* _Short problem_:
Check each line for the string "name" and give only the count of lines that have it.

[Data extracted from a collection]
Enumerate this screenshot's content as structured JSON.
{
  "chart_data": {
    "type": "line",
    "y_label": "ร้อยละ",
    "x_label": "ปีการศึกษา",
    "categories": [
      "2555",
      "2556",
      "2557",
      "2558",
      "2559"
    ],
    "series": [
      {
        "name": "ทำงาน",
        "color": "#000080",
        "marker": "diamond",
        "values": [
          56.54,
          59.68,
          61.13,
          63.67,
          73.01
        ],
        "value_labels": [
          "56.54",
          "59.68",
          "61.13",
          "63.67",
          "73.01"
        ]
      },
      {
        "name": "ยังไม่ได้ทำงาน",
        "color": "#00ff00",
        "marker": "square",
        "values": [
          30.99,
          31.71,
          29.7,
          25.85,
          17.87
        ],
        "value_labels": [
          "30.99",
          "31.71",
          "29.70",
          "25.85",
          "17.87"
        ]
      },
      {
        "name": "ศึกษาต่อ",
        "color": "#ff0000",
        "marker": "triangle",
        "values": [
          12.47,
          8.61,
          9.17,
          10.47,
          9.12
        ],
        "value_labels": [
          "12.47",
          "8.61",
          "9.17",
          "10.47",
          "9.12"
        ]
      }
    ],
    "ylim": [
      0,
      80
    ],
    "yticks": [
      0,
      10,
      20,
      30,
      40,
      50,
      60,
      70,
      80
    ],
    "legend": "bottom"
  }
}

* _Exercise response_:
3